Return all lines that include the string "أحمد".

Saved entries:
•••••
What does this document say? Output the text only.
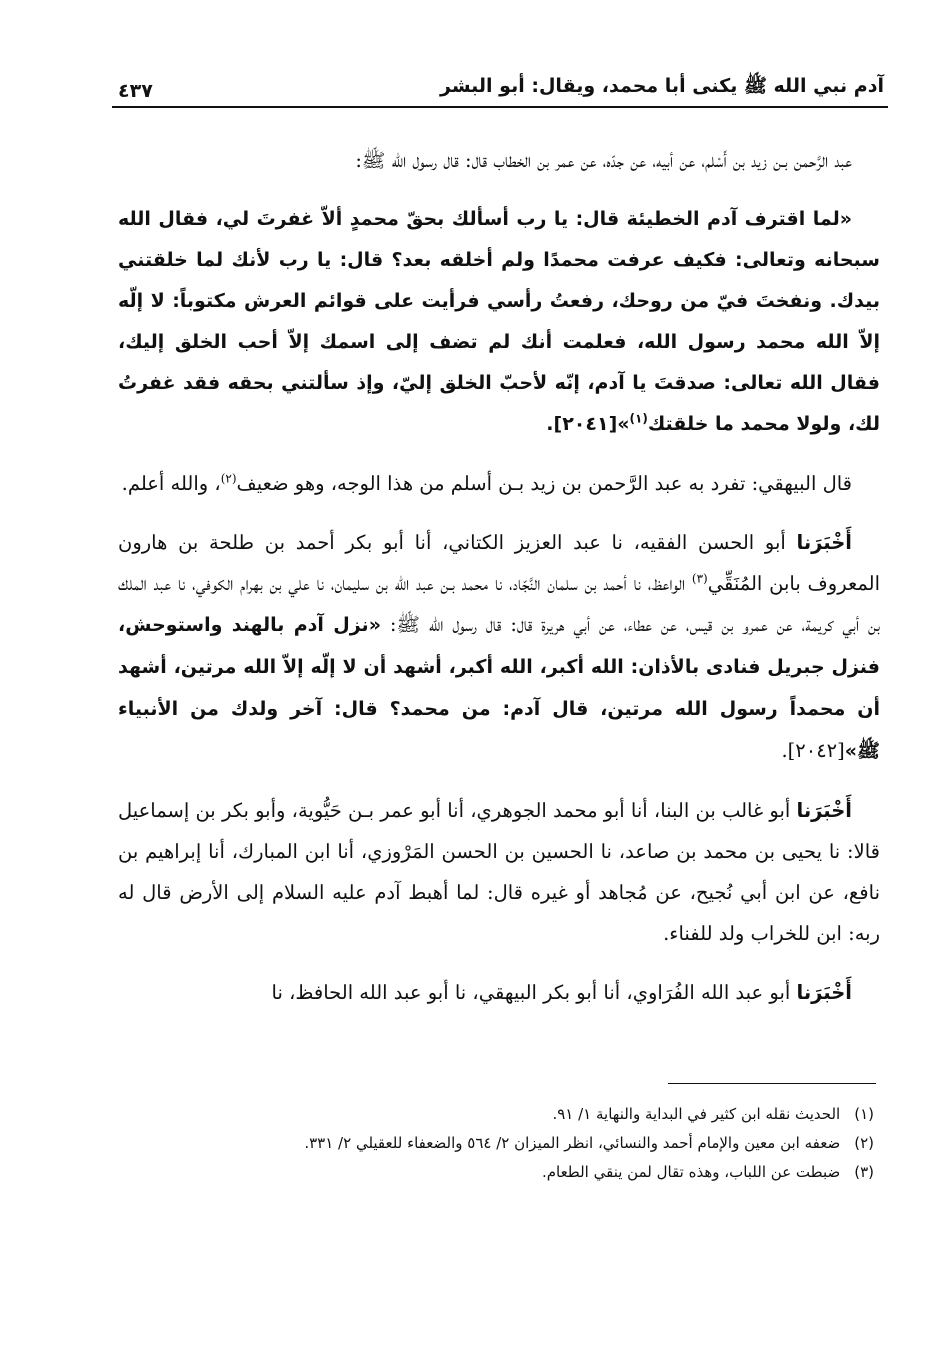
آدم نبي الله ﷺ يكنى أبا محمد، ويقال: أبو البشر
٤٣٧

عبد الرَّحمن بـن زيد بن أَسْلم، عن أبيه، عن جدّه، عن عمر بن الخطاب قال: قال رسول الله ﷺ:

«لما اقترف آدم الخطيئة قال: يا رب أسألك بحقّ محمدٍ ألاّ غفرتَ لي، فقال الله سبحانه وتعالى: فكيف عرفت محمدًا ولم أخلقه بعد؟ قال: يا رب لأنك لما خلقتني بيدك. ونفختَ فيّ من روحك، رفعتُ رأسي فرأيت على قوائم العرش مكتوباً: لا إلّه إلاّ الله محمد رسول الله، فعلمت أنك لم تضف إلى اسمك إلاّ أحب الخلق إليك، فقال الله تعالى: صدقتَ يا آدم، إنّه لأحبّ الخلق إليّ، وإذ سألتني بحقه فقد غفرتُ لك، ولولا محمد ما خلقتك$^{(١)}$»[٢٠٤١].

قال البيهقي: تفرد به عبد الرَّحمن بن زيد بـن أسلم من هذا الوجه، وهو ضعيف$^{(٢)}$، والله أعلم.

أَخْبَرَنا أبو الحسن الفقيه، نا عبد العزيز الكتاني، أنا أبو بكر أحمد بن طلحة بن هارون المعروف بابن المُنَقِّي$^{(٣)}$ الواعظ، نا أحمد بن سلمان النَّجّاد، نا محمد بـن عبد الله بن سليمان، نا علي بن بهرام الكوفي، نا عبد الملك بن أبي كريمة، عن عمرو بن قيس، عن عطاء، عن أبي هريرة قال: قال رسول الله ﷺ: «نزل آدم بالهند واستوحش، فنزل جبريل فنادى بالأذان: الله أكبر، الله أكبر، أشهد أن لا إلّه إلاّ الله مرتين، أشهد أن محمداً رسول الله مرتين، قال آدم: من محمد؟ قال: آخر ولدك من الأنبياء ﷺ»[٢٠٤٢].

أَخْبَرَنا أبو غالب بن البنا، أنا أبو محمد الجوهري، أنا أبو عمر بـن حَيُّوية، وأبو بكر بن إسماعيل قالا: نا يحيى بن محمد بن صاعد، نا الحسين بن الحسن المَرْوزي، أنا ابن المبارك، أنا إبراهيم بن نافع، عن ابن أبي نُجيح، عن مُجاهد أو غيره قال: لما أهبط آدم عليه السلام إلى الأرض قال له ربه: ابن للخراب ولد للفناء.

أَخْبَرَنا أبو عبد الله الفُرَاوي، أنا أبو بكر البيهقي، نا أبو عبد الله الحافظ، نا

(١)الحديث نقله ابن كثير في البداية والنهاية ١/ ٩١.

(٢)ضعفه ابن معين والإمام أحمد والنسائي، انظر الميزان ٢/ ٥٦٤ والضعفاء للعقيلي ٢/ ٣٣١.

(٣)ضبطت عن اللباب، وهذه تقال لمن ينقي الطعام.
•••••
> **Written response**
أَخْبَرَنا أبو الحسن الفقيه، نا عبد العزيز الكتاني، أنا أبو بكر أحمد بن طلحة بن هارون المعروف بابن المُنَقِّي$^{(٣)}$ الواعظ، نا أحمد بن سلمان النَّجّاد، نا محمد بـن عبد الله بن سليمان، نا علي بن بهرام الكوفي، نا عبد الملك بن أبي كريمة، عن عمرو بن قيس، عن عطاء، عن أبي هريرة قال: قال رسول الله ﷺ: «نزل آدم بالهند واستوحش، فنزل جبريل فنادى بالأذان: الله أكبر، الله أكبر، أشهد أن لا إلّه إلاّ الله مرتين، أشهد أن محمداً رسول الله مرتين، قال آدم: من محمد؟ قال: آخر ولدك من الأنبياء ﷺ»[٢٠٤٢].
(٢)ضعفه ابن معين والإمام أحمد والنسائي، انظر الميزان ٢/ ٥٦٤ والضعفاء للعقيلي ٢/ ٣٣١.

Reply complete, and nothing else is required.